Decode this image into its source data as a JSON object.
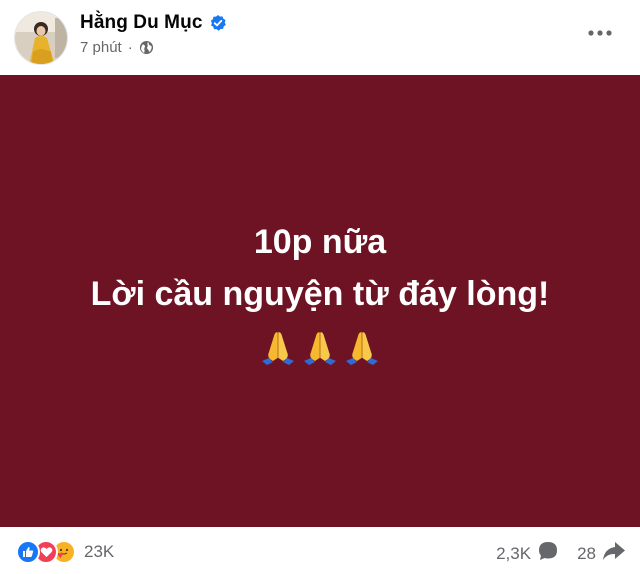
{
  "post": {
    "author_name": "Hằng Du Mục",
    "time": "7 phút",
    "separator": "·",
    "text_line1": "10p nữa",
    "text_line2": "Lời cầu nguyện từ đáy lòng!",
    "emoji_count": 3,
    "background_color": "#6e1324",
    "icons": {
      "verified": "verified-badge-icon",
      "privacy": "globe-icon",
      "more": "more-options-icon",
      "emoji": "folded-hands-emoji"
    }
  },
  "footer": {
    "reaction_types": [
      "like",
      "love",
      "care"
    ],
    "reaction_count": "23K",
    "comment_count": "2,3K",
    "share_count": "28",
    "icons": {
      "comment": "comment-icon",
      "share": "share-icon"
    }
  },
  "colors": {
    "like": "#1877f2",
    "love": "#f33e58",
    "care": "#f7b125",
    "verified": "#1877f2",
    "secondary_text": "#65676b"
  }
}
★ ★ ★ ★ ★ ★ ★
WHAT IS NEEDED: Could you reproduce every record above exactly, leaving out the pictures?

TASK OUTPUT:
Decode this image into its source data as a JSON object.
{
  "post": {
    "author_name": "Hằng Du Mục",
    "time": "7 phút",
    "separator": "·",
    "text_line1": "10p nữa",
    "text_line2": "Lời cầu nguyện từ đáy lòng!",
    "emoji_count": 3,
    "background_color": "#6e1324",
    "icons": {
      "verified": "verified-badge-icon",
      "privacy": "globe-icon",
      "more": "more-options-icon",
      "emoji": "folded-hands-emoji"
    }
  },
  "footer": {
    "reaction_types": [
      "like",
      "love",
      "care"
    ],
    "reaction_count": "23K",
    "comment_count": "2,3K",
    "share_count": "28",
    "icons": {
      "comment": "comment-icon",
      "share": "share-icon"
    }
  },
  "colors": {
    "like": "#1877f2",
    "love": "#f33e58",
    "care": "#f7b125",
    "verified": "#1877f2",
    "secondary_text": "#65676b"
  }
}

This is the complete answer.